**EXERCISE PROMPT:** Pictures aside, write out every record exactly as it appears.

(Data records)
□ □ □

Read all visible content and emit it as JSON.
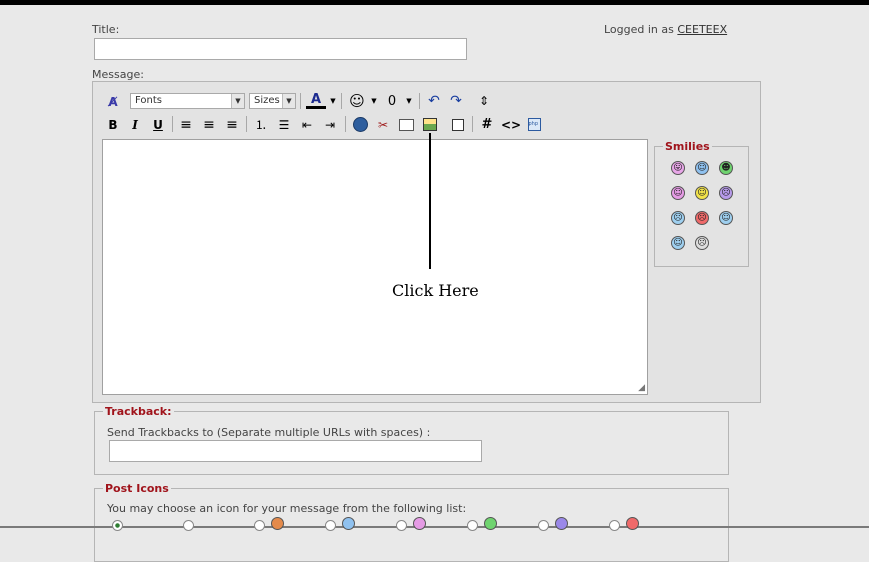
{
  "form": {
    "title_label": "Title:",
    "message_label": "Message:",
    "logged_in_prefix": "Logged in as",
    "username": "CEETEEX"
  },
  "toolbar": {
    "fonts_value": "Fonts",
    "sizes_value": "Sizes",
    "bold": "B",
    "italic": "I",
    "underline": "U",
    "hash": "#",
    "code": "<>",
    "swap": "⇕"
  },
  "smilies": {
    "legend": "Smilies",
    "items": [
      {
        "name": "tongue",
        "color": "#e7a6e7",
        "glyph": "😛"
      },
      {
        "name": "cool",
        "color": "#8fc1ef",
        "glyph": "☺"
      },
      {
        "name": "grin",
        "color": "#6fd36f",
        "glyph": "☻"
      },
      {
        "name": "happy",
        "color": "#e59be5",
        "glyph": "☺"
      },
      {
        "name": "smile",
        "color": "#f1e24a",
        "glyph": "☺"
      },
      {
        "name": "sad",
        "color": "#b69ae9",
        "glyph": "☹"
      },
      {
        "name": "confused",
        "color": "#9ecfef",
        "glyph": "☹"
      },
      {
        "name": "mad",
        "color": "#ef6a6a",
        "glyph": "☹"
      },
      {
        "name": "roll",
        "color": "#9ecfef",
        "glyph": "☺"
      },
      {
        "name": "shades",
        "color": "#9ecfef",
        "glyph": "☺"
      },
      {
        "name": "eek",
        "color": "#dddddd",
        "glyph": "☹"
      }
    ]
  },
  "callout": {
    "label": "Click Here"
  },
  "trackback": {
    "legend": "Trackback:",
    "description": "Send Trackbacks to (Separate multiple URLs with spaces) :"
  },
  "post_icons": {
    "legend": "Post Icons",
    "description": "You may choose an icon for your message from the following list:",
    "icons": [
      {
        "name": "none",
        "color": "#ffffff"
      },
      {
        "name": "blank",
        "color": "#e9e9e9"
      },
      {
        "name": "thumbs",
        "color": "#e48a4b"
      },
      {
        "name": "cool",
        "color": "#8fc1ef"
      },
      {
        "name": "happy",
        "color": "#e59be5"
      },
      {
        "name": "grin",
        "color": "#6fd36f"
      },
      {
        "name": "sad",
        "color": "#9a88e8"
      },
      {
        "name": "mad",
        "color": "#ef6a6a"
      }
    ]
  },
  "colors": {
    "accent": "#a0131b",
    "font_color_bar": "#000000"
  }
}
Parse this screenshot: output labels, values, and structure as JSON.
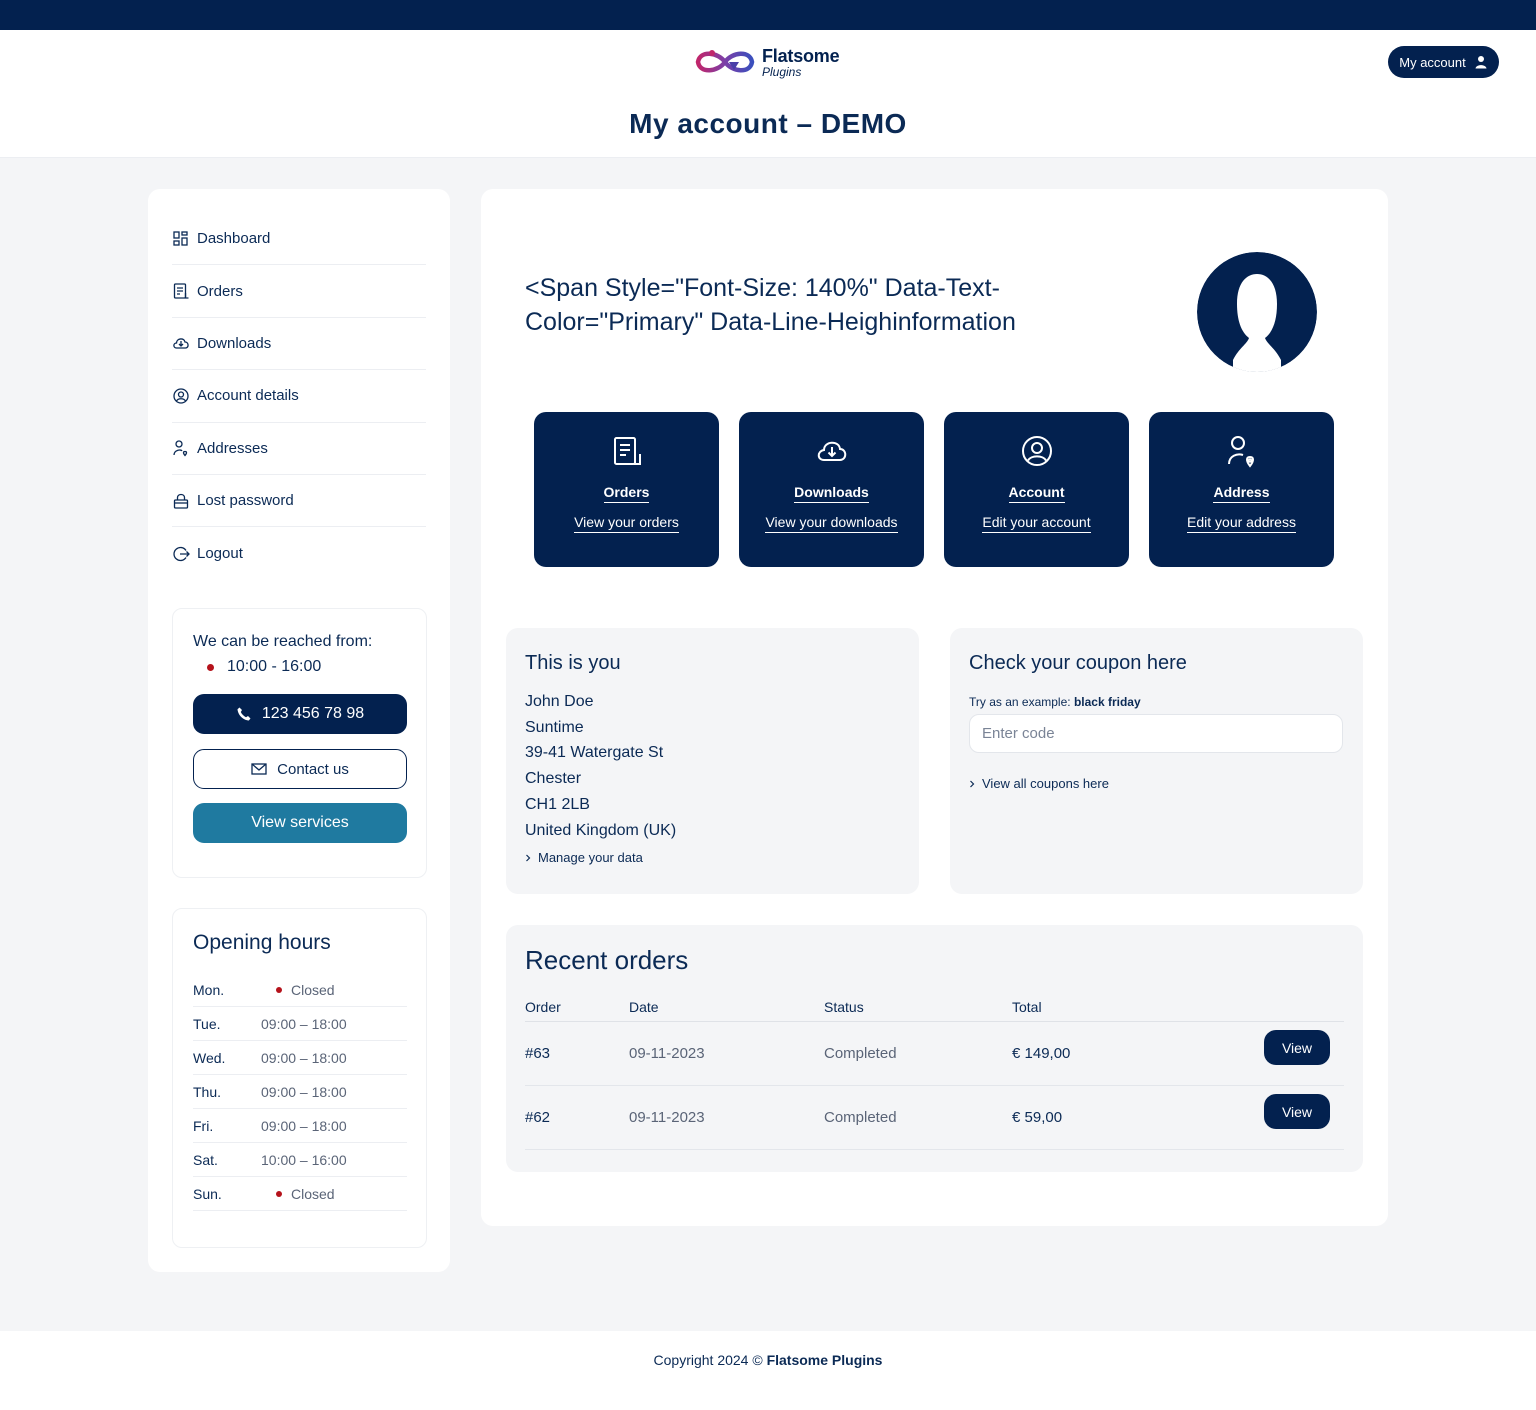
{
  "header": {
    "brand": "Flatsome",
    "brand_sub": "Plugins",
    "account_button": "My account",
    "page_title": "My account – DEMO"
  },
  "sidebar": {
    "nav": [
      {
        "label": "Dashboard",
        "icon": "dashboard-icon"
      },
      {
        "label": "Orders",
        "icon": "orders-icon"
      },
      {
        "label": "Downloads",
        "icon": "downloads-icon"
      },
      {
        "label": "Account details",
        "icon": "account-icon"
      },
      {
        "label": "Addresses",
        "icon": "address-icon"
      },
      {
        "label": "Lost password",
        "icon": "lock-icon"
      },
      {
        "label": "Logout",
        "icon": "logout-icon"
      }
    ],
    "reach": {
      "label": "We can be reached from:",
      "hours": "10:00 - 16:00",
      "phone": "123 456 78 98",
      "contact": "Contact us",
      "services": "View services"
    },
    "opening_hours": {
      "title": "Opening hours",
      "rows": [
        {
          "day": "Mon.",
          "time": "Closed",
          "closed": true
        },
        {
          "day": "Tue.",
          "time": "09:00 – 18:00",
          "closed": false
        },
        {
          "day": "Wed.",
          "time": "09:00 – 18:00",
          "closed": false
        },
        {
          "day": "Thu.",
          "time": "09:00 – 18:00",
          "closed": false
        },
        {
          "day": "Fri.",
          "time": "09:00 – 18:00",
          "closed": false
        },
        {
          "day": "Sat.",
          "time": "10:00 – 16:00",
          "closed": false
        },
        {
          "day": "Sun.",
          "time": "Closed",
          "closed": true
        }
      ]
    }
  },
  "main": {
    "greeting": "<Span Style=\"Font-Size: 140%\" Data-Text-Color=\"Primary\" Data-Line-Heighinformation",
    "tiles": [
      {
        "title": "Orders",
        "subtitle": "View your orders",
        "icon": "orders-icon"
      },
      {
        "title": "Downloads",
        "subtitle": "View your downloads",
        "icon": "downloads-icon"
      },
      {
        "title": "Account",
        "subtitle": "Edit your account",
        "icon": "account-icon"
      },
      {
        "title": "Address",
        "subtitle": "Edit your address",
        "icon": "address-icon"
      }
    ],
    "you": {
      "title": "This is you",
      "lines": [
        "John Doe",
        "Suntime",
        "39-41 Watergate St",
        "Chester",
        "CH1 2LB",
        "United Kingdom (UK)"
      ],
      "manage": "Manage your data"
    },
    "coupon": {
      "title": "Check your coupon here",
      "try_prefix": "Try as an example:",
      "try_code": "black friday",
      "placeholder": "Enter code",
      "view_all": "View all coupons here"
    },
    "orders": {
      "title": "Recent orders",
      "columns": [
        "Order",
        "Date",
        "Status",
        "Total"
      ],
      "rows": [
        {
          "order": "#63",
          "date": "09-11-2023",
          "status": "Completed",
          "total": "€ 149,00",
          "action": "View"
        },
        {
          "order": "#62",
          "date": "09-11-2023",
          "status": "Completed",
          "total": "€ 59,00",
          "action": "View"
        }
      ]
    }
  },
  "footer": {
    "copyright_prefix": "Copyright 2024 ©",
    "copyright_brand": "Flatsome Plugins"
  },
  "colors": {
    "primary": "#03214f",
    "secondary": "#1f7aa0",
    "background": "#f4f5f7",
    "status_closed": "#b5121b"
  }
}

□ □ □

**THE SOLUTION:**
Read all visible content and emit it as JSON.
{
  "form": {
    "title_label": "Title:",
    "message_label": "Message:",
    "logged_in_prefix": "Logged in as",
    "username": "CEETEEX"
  },
  "toolbar": {
    "fonts_value": "Fonts",
    "sizes_value": "Sizes",
    "bold": "B",
    "italic": "I",
    "underline": "U",
    "hash": "#",
    "code": "<>",
    "swap": "⇕"
  },
  "smilies": {
    "legend": "Smilies",
    "items": [
      {
        "name": "tongue",
        "color": "#e7a6e7",
        "glyph": "😛"
      },
      {
        "name": "cool",
        "color": "#8fc1ef",
        "glyph": "☺"
      },
      {
        "name": "grin",
        "color": "#6fd36f",
        "glyph": "☻"
      },
      {
        "name": "happy",
        "color": "#e59be5",
        "glyph": "☺"
      },
      {
        "name": "smile",
        "color": "#f1e24a",
        "glyph": "☺"
      },
      {
        "name": "sad",
        "color": "#b69ae9",
        "glyph": "☹"
      },
      {
        "name": "confused",
        "color": "#9ecfef",
        "glyph": "☹"
      },
      {
        "name": "mad",
        "color": "#ef6a6a",
        "glyph": "☹"
      },
      {
        "name": "roll",
        "color": "#9ecfef",
        "glyph": "☺"
      },
      {
        "name": "shades",
        "color": "#9ecfef",
        "glyph": "☺"
      },
      {
        "name": "eek",
        "color": "#dddddd",
        "glyph": "☹"
      }
    ]
  },
  "callout": {
    "label": "Click Here"
  },
  "trackback": {
    "legend": "Trackback:",
    "description": "Send Trackbacks to (Separate multiple URLs with spaces) :"
  },
  "post_icons": {
    "legend": "Post Icons",
    "description": "You may choose an icon for your message from the following list:",
    "icons": [
      {
        "name": "none",
        "color": "#ffffff"
      },
      {
        "name": "blank",
        "color": "#e9e9e9"
      },
      {
        "name": "thumbs",
        "color": "#e48a4b"
      },
      {
        "name": "cool",
        "color": "#8fc1ef"
      },
      {
        "name": "happy",
        "color": "#e59be5"
      },
      {
        "name": "grin",
        "color": "#6fd36f"
      },
      {
        "name": "sad",
        "color": "#9a88e8"
      },
      {
        "name": "mad",
        "color": "#ef6a6a"
      }
    ]
  },
  "colors": {
    "accent": "#a0131b",
    "font_color_bar": "#000000"
  }
}
Parse this screenshot: output labels, values, and structure as JSON.
{
  "header": {
    "brand": "Flatsome",
    "brand_sub": "Plugins",
    "account_button": "My account",
    "page_title": "My account – DEMO"
  },
  "sidebar": {
    "nav": [
      {
        "label": "Dashboard",
        "icon": "dashboard-icon"
      },
      {
        "label": "Orders",
        "icon": "orders-icon"
      },
      {
        "label": "Downloads",
        "icon": "downloads-icon"
      },
      {
        "label": "Account details",
        "icon": "account-icon"
      },
      {
        "label": "Addresses",
        "icon": "address-icon"
      },
      {
        "label": "Lost password",
        "icon": "lock-icon"
      },
      {
        "label": "Logout",
        "icon": "logout-icon"
      }
    ],
    "reach": {
      "label": "We can be reached from:",
      "hours": "10:00 - 16:00",
      "phone": "123 456 78 98",
      "contact": "Contact us",
      "services": "View services"
    },
    "opening_hours": {
      "title": "Opening hours",
      "rows": [
        {
          "day": "Mon.",
          "time": "Closed",
          "closed": true
        },
        {
          "day": "Tue.",
          "time": "09:00 – 18:00",
          "closed": false
        },
        {
          "day": "Wed.",
          "time": "09:00 – 18:00",
          "closed": false
        },
        {
          "day": "Thu.",
          "time": "09:00 – 18:00",
          "closed": false
        },
        {
          "day": "Fri.",
          "time": "09:00 – 18:00",
          "closed": false
        },
        {
          "day": "Sat.",
          "time": "10:00 – 16:00",
          "closed": false
        },
        {
          "day": "Sun.",
          "time": "Closed",
          "closed": true
        }
      ]
    }
  },
  "main": {
    "greeting": "<Span Style=\"Font-Size: 140%\" Data-Text-Color=\"Primary\" Data-Line-Heighinformation",
    "tiles": [
      {
        "title": "Orders",
        "subtitle": "View your orders",
        "icon": "orders-icon"
      },
      {
        "title": "Downloads",
        "subtitle": "View your downloads",
        "icon": "downloads-icon"
      },
      {
        "title": "Account",
        "subtitle": "Edit your account",
        "icon": "account-icon"
      },
      {
        "title": "Address",
        "subtitle": "Edit your address",
        "icon": "address-icon"
      }
    ],
    "you": {
      "title": "This is you",
      "lines": [
        "John Doe",
        "Suntime",
        "39-41 Watergate St",
        "Chester",
        "CH1 2LB",
        "United Kingdom (UK)"
      ],
      "manage": "Manage your data"
    },
    "coupon": {
      "title": "Check your coupon here",
      "try_prefix": "Try as an example:",
      "try_code": "black friday",
      "placeholder": "Enter code",
      "view_all": "View all coupons here"
    },
    "orders": {
      "title": "Recent orders",
      "columns": [
        "Order",
        "Date",
        "Status",
        "Total"
      ],
      "rows": [
        {
          "order": "#63",
          "date": "09-11-2023",
          "status": "Completed",
          "total": "€ 149,00",
          "action": "View"
        },
        {
          "order": "#62",
          "date": "09-11-2023",
          "status": "Completed",
          "total": "€ 59,00",
          "action": "View"
        }
      ]
    }
  },
  "footer": {
    "copyright_prefix": "Copyright 2024 ©",
    "copyright_brand": "Flatsome Plugins"
  },
  "colors": {
    "primary": "#03214f",
    "secondary": "#1f7aa0",
    "background": "#f4f5f7",
    "status_closed": "#b5121b"
  }
}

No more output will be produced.